### WHAT THE TASK REQUIRES
Hunt for the word "structured" across the entries below, copying each line that holds it.

### MATERIAL FOR THE TASK
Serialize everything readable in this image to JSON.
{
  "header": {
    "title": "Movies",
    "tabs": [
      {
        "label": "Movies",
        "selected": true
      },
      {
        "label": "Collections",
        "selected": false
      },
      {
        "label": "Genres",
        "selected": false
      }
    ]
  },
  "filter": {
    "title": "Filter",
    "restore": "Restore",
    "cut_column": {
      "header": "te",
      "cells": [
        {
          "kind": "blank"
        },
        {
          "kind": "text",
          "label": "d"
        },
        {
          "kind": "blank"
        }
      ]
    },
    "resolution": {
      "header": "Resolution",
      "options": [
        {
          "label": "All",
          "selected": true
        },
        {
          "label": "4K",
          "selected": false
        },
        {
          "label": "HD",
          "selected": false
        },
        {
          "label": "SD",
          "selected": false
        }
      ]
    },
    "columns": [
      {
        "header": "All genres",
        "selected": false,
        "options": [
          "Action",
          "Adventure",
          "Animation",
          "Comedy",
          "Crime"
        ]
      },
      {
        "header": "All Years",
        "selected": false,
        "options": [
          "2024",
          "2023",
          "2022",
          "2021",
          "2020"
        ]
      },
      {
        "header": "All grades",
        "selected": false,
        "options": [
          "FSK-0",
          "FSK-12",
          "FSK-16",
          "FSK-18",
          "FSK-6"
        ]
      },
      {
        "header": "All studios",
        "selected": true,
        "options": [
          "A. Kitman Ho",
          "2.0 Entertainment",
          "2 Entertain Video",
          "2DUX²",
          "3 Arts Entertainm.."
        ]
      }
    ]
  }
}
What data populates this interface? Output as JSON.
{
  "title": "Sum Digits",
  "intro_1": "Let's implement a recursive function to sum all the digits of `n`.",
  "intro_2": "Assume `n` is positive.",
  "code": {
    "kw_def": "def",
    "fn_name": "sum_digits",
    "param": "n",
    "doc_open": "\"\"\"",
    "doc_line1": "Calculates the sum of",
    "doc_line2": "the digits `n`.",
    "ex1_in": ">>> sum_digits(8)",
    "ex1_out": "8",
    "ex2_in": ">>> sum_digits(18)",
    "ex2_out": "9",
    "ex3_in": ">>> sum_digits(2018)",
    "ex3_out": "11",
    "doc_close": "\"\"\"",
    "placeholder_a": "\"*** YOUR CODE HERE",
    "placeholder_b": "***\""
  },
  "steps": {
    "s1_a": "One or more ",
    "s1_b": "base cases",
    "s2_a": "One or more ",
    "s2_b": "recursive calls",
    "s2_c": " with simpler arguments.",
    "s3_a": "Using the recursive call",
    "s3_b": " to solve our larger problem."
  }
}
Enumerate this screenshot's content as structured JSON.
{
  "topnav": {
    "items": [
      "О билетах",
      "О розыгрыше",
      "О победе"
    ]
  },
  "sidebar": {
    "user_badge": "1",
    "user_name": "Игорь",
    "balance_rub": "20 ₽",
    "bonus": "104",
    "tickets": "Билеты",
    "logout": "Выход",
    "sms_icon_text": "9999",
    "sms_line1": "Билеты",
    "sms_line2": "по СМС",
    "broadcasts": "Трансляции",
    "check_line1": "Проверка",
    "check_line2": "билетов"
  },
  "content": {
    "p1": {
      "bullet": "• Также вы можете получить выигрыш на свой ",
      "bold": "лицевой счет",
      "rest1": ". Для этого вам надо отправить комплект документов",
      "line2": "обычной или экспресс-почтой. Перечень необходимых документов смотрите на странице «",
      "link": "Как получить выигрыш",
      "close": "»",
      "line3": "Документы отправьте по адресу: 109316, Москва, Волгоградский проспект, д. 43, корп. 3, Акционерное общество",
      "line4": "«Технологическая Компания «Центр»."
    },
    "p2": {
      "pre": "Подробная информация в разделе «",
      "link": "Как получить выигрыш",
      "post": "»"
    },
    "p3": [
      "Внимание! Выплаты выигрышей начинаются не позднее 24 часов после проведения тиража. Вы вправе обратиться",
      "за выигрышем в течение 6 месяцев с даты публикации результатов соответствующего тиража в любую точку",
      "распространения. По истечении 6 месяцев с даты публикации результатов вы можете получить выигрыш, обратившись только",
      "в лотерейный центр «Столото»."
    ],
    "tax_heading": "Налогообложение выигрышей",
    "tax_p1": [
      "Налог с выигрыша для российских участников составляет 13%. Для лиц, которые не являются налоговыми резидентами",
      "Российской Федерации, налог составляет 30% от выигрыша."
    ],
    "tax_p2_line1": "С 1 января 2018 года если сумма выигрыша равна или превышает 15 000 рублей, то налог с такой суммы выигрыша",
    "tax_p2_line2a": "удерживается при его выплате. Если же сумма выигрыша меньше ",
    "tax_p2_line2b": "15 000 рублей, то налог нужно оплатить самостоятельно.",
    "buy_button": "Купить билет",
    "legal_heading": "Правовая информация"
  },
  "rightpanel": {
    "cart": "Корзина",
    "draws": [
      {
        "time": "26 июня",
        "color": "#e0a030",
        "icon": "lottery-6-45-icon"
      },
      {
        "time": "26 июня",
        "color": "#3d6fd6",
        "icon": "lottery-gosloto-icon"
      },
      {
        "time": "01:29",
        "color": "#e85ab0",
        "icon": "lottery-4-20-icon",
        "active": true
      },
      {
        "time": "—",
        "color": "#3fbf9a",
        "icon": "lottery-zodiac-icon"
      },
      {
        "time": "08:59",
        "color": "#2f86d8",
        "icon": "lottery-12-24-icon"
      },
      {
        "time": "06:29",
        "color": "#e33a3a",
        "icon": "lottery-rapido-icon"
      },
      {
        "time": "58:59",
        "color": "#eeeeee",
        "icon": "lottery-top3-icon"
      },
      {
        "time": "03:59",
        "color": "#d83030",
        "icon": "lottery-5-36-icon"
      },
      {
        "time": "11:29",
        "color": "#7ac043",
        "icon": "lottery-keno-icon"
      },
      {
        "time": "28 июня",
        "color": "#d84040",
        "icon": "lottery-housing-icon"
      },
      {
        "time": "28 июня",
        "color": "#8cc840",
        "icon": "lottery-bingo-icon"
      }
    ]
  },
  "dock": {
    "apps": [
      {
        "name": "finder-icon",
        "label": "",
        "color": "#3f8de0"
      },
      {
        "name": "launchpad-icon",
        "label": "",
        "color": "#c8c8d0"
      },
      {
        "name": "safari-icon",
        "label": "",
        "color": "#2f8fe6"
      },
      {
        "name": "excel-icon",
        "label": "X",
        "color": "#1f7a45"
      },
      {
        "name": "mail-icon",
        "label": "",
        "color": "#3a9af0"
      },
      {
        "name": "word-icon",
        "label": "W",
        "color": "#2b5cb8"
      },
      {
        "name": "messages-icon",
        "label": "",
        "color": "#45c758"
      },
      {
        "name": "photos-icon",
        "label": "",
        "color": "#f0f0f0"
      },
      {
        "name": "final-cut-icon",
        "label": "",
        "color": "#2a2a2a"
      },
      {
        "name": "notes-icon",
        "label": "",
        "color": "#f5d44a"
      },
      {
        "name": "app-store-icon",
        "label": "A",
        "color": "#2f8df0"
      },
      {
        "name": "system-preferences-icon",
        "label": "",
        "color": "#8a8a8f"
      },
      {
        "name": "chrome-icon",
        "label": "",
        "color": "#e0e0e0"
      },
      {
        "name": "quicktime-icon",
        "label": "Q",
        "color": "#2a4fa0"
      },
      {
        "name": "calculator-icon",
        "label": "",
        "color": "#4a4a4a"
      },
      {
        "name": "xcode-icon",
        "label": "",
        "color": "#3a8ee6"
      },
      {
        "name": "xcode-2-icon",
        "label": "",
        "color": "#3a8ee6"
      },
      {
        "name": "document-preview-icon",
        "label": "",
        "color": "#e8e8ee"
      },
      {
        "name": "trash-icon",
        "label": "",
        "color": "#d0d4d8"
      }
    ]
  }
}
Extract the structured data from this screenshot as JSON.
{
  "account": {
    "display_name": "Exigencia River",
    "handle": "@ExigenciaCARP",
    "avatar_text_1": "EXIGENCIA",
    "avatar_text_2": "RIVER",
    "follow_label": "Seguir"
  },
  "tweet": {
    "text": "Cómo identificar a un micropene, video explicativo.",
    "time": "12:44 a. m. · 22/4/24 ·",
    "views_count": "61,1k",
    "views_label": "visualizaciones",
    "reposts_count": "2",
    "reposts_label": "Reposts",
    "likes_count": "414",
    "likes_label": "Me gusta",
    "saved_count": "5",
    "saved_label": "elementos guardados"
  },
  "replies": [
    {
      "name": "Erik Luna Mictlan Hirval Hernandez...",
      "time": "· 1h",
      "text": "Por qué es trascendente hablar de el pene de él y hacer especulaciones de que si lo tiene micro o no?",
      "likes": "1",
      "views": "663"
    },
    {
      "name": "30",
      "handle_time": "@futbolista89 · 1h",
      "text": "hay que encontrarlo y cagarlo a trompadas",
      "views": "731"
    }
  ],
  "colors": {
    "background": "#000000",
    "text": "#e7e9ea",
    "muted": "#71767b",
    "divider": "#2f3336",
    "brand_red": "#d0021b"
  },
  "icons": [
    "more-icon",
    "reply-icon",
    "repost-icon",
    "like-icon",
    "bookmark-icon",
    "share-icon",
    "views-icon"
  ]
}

### TASK ANSWER
Enumerate this screenshot's content as structured JSON.
Extract the structured data from this screenshot as JSON.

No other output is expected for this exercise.